Structured figure records:
+ + + + +
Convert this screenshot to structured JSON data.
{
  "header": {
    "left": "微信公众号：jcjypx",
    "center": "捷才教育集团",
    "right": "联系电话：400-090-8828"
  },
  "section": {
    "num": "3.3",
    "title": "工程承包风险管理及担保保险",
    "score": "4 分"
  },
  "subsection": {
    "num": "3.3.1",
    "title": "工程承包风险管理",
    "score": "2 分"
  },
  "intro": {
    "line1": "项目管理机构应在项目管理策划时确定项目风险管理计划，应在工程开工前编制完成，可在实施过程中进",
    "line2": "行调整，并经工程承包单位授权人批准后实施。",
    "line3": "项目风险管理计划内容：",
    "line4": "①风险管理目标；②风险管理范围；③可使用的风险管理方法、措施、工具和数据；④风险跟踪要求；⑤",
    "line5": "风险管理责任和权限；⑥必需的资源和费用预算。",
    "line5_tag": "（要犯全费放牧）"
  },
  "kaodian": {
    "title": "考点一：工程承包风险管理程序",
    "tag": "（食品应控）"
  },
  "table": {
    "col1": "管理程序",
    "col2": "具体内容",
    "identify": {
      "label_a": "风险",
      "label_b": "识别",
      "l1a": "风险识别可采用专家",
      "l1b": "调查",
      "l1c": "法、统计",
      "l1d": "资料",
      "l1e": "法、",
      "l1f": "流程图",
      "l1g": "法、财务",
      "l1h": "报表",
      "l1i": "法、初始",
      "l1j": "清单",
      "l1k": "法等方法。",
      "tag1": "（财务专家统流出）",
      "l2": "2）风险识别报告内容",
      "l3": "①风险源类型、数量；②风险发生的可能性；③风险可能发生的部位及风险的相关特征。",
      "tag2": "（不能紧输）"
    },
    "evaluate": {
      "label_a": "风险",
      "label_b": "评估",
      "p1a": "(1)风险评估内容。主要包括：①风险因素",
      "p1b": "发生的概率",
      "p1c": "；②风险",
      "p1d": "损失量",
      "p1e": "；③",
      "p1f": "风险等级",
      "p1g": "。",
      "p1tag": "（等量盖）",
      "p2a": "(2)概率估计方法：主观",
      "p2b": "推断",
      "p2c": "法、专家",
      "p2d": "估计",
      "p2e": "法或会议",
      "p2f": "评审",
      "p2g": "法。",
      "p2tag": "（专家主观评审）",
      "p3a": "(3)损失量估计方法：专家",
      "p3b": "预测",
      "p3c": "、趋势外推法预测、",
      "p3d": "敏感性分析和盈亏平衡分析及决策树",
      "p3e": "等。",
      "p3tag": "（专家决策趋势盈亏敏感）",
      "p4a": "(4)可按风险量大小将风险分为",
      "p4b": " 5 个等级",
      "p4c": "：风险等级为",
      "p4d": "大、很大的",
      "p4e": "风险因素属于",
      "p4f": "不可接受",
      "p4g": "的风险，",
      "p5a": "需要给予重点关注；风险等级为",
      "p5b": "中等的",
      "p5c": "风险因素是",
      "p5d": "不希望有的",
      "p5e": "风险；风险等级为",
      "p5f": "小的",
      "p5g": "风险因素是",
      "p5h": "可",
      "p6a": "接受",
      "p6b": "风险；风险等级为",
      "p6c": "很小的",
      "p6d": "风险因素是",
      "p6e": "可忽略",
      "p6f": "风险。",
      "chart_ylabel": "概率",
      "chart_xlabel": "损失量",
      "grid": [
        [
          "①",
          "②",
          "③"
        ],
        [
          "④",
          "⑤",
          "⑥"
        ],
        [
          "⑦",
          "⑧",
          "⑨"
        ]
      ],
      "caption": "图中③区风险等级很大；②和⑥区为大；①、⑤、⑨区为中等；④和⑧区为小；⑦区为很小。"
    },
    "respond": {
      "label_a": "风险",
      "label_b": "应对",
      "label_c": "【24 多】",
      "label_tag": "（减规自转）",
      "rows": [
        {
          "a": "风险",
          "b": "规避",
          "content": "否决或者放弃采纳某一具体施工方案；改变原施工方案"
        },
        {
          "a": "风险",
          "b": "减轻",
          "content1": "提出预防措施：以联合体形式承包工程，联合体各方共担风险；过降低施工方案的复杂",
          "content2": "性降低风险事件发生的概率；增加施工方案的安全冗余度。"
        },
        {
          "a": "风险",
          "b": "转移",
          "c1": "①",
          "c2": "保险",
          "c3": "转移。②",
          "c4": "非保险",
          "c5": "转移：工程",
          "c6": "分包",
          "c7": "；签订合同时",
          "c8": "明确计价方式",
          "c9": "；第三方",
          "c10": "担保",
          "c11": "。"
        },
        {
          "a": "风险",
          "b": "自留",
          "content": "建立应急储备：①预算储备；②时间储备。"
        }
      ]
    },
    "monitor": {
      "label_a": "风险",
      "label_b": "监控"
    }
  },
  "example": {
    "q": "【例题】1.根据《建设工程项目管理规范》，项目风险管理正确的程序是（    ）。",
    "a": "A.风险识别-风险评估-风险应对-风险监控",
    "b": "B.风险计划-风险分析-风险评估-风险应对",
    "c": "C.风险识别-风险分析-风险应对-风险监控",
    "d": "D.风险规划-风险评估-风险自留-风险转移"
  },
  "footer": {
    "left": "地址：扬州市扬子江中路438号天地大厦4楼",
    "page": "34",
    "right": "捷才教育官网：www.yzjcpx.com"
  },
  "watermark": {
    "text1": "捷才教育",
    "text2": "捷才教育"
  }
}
+ + + + +
What is asked: Reproduce every line of the material above exactly.

Answer to the exercise:
Convert this screenshot to structured JSON data.
{
  "header": {
    "left": "微信公众号：jcjypx",
    "center": "捷才教育集团",
    "right": "联系电话：400-090-8828"
  },
  "section": {
    "num": "3.3",
    "title": "工程承包风险管理及担保保险",
    "score": "4 分"
  },
  "subsection": {
    "num": "3.3.1",
    "title": "工程承包风险管理",
    "score": "2 分"
  },
  "intro": {
    "line1": "项目管理机构应在项目管理策划时确定项目风险管理计划，应在工程开工前编制完成，可在实施过程中进",
    "line2": "行调整，并经工程承包单位授权人批准后实施。",
    "line3": "项目风险管理计划内容：",
    "line4": "①风险管理目标；②风险管理范围；③可使用的风险管理方法、措施、工具和数据；④风险跟踪要求；⑤",
    "line5": "风险管理责任和权限；⑥必需的资源和费用预算。",
    "line5_tag": "（要犯全费放牧）"
  },
  "kaodian": {
    "title": "考点一：工程承包风险管理程序",
    "tag": "（食品应控）"
  },
  "table": {
    "col1": "管理程序",
    "col2": "具体内容",
    "identify": {
      "label_a": "风险",
      "label_b": "识别",
      "l1a": "风险识别可采用专家",
      "l1b": "调查",
      "l1c": "法、统计",
      "l1d": "资料",
      "l1e": "法、",
      "l1f": "流程图",
      "l1g": "法、财务",
      "l1h": "报表",
      "l1i": "法、初始",
      "l1j": "清单",
      "l1k": "法等方法。",
      "tag1": "（财务专家统流出）",
      "l2": "2）风险识别报告内容",
      "l3": "①风险源类型、数量；②风险发生的可能性；③风险可能发生的部位及风险的相关特征。",
      "tag2": "（不能紧输）"
    },
    "evaluate": {
      "label_a": "风险",
      "label_b": "评估",
      "p1a": "(1)风险评估内容。主要包括：①风险因素",
      "p1b": "发生的概率",
      "p1c": "；②风险",
      "p1d": "损失量",
      "p1e": "；③",
      "p1f": "风险等级",
      "p1g": "。",
      "p1tag": "（等量盖）",
      "p2a": "(2)概率估计方法：主观",
      "p2b": "推断",
      "p2c": "法、专家",
      "p2d": "估计",
      "p2e": "法或会议",
      "p2f": "评审",
      "p2g": "法。",
      "p2tag": "（专家主观评审）",
      "p3a": "(3)损失量估计方法：专家",
      "p3b": "预测",
      "p3c": "、趋势外推法预测、",
      "p3d": "敏感性分析和盈亏平衡分析及决策树",
      "p3e": "等。",
      "p3tag": "（专家决策趋势盈亏敏感）",
      "p4a": "(4)可按风险量大小将风险分为",
      "p4b": " 5 个等级",
      "p4c": "：风险等级为",
      "p4d": "大、很大的",
      "p4e": "风险因素属于",
      "p4f": "不可接受",
      "p4g": "的风险，",
      "p5a": "需要给予重点关注；风险等级为",
      "p5b": "中等的",
      "p5c": "风险因素是",
      "p5d": "不希望有的",
      "p5e": "风险；风险等级为",
      "p5f": "小的",
      "p5g": "风险因素是",
      "p5h": "可",
      "p6a": "接受",
      "p6b": "风险；风险等级为",
      "p6c": "很小的",
      "p6d": "风险因素是",
      "p6e": "可忽略",
      "p6f": "风险。",
      "chart_ylabel": "概率",
      "chart_xlabel": "损失量",
      "grid": [
        [
          "①",
          "②",
          "③"
        ],
        [
          "④",
          "⑤",
          "⑥"
        ],
        [
          "⑦",
          "⑧",
          "⑨"
        ]
      ],
      "caption": "图中③区风险等级很大；②和⑥区为大；①、⑤、⑨区为中等；④和⑧区为小；⑦区为很小。"
    },
    "respond": {
      "label_a": "风险",
      "label_b": "应对",
      "label_c": "【24 多】",
      "label_tag": "（减规自转）",
      "rows": [
        {
          "a": "风险",
          "b": "规避",
          "content": "否决或者放弃采纳某一具体施工方案；改变原施工方案"
        },
        {
          "a": "风险",
          "b": "减轻",
          "content1": "提出预防措施：以联合体形式承包工程，联合体各方共担风险；过降低施工方案的复杂",
          "content2": "性降低风险事件发生的概率；增加施工方案的安全冗余度。"
        },
        {
          "a": "风险",
          "b": "转移",
          "c1": "①",
          "c2": "保险",
          "c3": "转移。②",
          "c4": "非保险",
          "c5": "转移：工程",
          "c6": "分包",
          "c7": "；签订合同时",
          "c8": "明确计价方式",
          "c9": "；第三方",
          "c10": "担保",
          "c11": "。"
        },
        {
          "a": "风险",
          "b": "自留",
          "content": "建立应急储备：①预算储备；②时间储备。"
        }
      ]
    },
    "monitor": {
      "label_a": "风险",
      "label_b": "监控"
    }
  },
  "example": {
    "q": "【例题】1.根据《建设工程项目管理规范》，项目风险管理正确的程序是（    ）。",
    "a": "A.风险识别-风险评估-风险应对-风险监控",
    "b": "B.风险计划-风险分析-风险评估-风险应对",
    "c": "C.风险识别-风险分析-风险应对-风险监控",
    "d": "D.风险规划-风险评估-风险自留-风险转移"
  },
  "footer": {
    "left": "地址：扬州市扬子江中路438号天地大厦4楼",
    "page": "34",
    "right": "捷才教育官网：www.yzjcpx.com"
  },
  "watermark": {
    "text1": "捷才教育",
    "text2": "捷才教育"
  }
}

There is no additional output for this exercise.